Copy the records below exactly as they are written.

* * *

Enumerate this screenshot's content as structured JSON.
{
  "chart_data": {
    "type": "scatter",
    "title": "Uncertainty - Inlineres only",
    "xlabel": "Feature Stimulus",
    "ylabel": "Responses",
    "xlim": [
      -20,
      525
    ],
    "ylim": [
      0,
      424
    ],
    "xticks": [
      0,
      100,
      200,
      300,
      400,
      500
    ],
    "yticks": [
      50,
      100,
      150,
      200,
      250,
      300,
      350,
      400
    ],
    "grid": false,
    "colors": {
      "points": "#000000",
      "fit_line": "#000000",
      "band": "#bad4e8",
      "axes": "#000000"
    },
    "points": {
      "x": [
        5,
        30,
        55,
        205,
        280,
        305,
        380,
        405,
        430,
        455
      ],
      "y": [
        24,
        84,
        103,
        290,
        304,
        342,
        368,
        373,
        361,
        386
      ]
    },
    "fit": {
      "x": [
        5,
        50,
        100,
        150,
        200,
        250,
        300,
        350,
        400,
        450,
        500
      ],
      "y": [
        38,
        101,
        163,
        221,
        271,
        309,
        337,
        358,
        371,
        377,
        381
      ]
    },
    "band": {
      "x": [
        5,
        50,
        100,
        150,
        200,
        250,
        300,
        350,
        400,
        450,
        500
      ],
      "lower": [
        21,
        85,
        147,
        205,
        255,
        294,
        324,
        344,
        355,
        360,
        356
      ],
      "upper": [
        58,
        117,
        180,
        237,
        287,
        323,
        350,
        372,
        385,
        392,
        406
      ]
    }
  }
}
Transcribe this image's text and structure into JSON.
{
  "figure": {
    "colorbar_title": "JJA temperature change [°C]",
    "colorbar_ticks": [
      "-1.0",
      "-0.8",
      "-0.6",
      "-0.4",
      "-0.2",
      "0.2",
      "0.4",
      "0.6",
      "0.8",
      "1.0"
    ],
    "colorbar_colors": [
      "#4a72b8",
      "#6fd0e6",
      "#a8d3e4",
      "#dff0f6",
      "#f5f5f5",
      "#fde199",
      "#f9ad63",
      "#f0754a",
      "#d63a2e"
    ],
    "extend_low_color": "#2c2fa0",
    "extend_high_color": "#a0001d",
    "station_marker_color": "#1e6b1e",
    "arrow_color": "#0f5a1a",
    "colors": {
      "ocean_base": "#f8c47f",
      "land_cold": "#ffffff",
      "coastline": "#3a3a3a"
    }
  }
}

* * *

Answer to this exercise:
Enumerate this screenshot's content as structured JSON.
{
  "chart_data": {
    "type": "scatter",
    "title": "Uncertainty - Inlineres only",
    "xlabel": "Feature Stimulus",
    "ylabel": "Responses",
    "xlim": [
      -20,
      525
    ],
    "ylim": [
      0,
      424
    ],
    "xticks": [
      0,
      100,
      200,
      300,
      400,
      500
    ],
    "yticks": [
      50,
      100,
      150,
      200,
      250,
      300,
      350,
      400
    ],
    "grid": false,
    "colors": {
      "points": "#000000",
      "fit_line": "#000000",
      "band": "#bad4e8",
      "axes": "#000000"
    },
    "points": {
      "x": [
        5,
        30,
        55,
        205,
        280,
        305,
        380,
        405,
        430,
        455
      ],
      "y": [
        24,
        84,
        103,
        290,
        304,
        342,
        368,
        373,
        361,
        386
      ]
    },
    "fit": {
      "x": [
        5,
        50,
        100,
        150,
        200,
        250,
        300,
        350,
        400,
        450,
        500
      ],
      "y": [
        38,
        101,
        163,
        221,
        271,
        309,
        337,
        358,
        371,
        377,
        381
      ]
    },
    "band": {
      "x": [
        5,
        50,
        100,
        150,
        200,
        250,
        300,
        350,
        400,
        450,
        500
      ],
      "lower": [
        21,
        85,
        147,
        205,
        255,
        294,
        324,
        344,
        355,
        360,
        356
      ],
      "upper": [
        58,
        117,
        180,
        237,
        287,
        323,
        350,
        372,
        385,
        392,
        406
      ]
    }
  }
}
Transcribe this image's text and structure into JSON.
{
  "figure": {
    "colorbar_title": "JJA temperature change [°C]",
    "colorbar_ticks": [
      "-1.0",
      "-0.8",
      "-0.6",
      "-0.4",
      "-0.2",
      "0.2",
      "0.4",
      "0.6",
      "0.8",
      "1.0"
    ],
    "colorbar_colors": [
      "#4a72b8",
      "#6fd0e6",
      "#a8d3e4",
      "#dff0f6",
      "#f5f5f5",
      "#fde199",
      "#f9ad63",
      "#f0754a",
      "#d63a2e"
    ],
    "extend_low_color": "#2c2fa0",
    "extend_high_color": "#a0001d",
    "station_marker_color": "#1e6b1e",
    "arrow_color": "#0f5a1a",
    "colors": {
      "ocean_base": "#f8c47f",
      "land_cold": "#ffffff",
      "coastline": "#3a3a3a"
    }
  }
}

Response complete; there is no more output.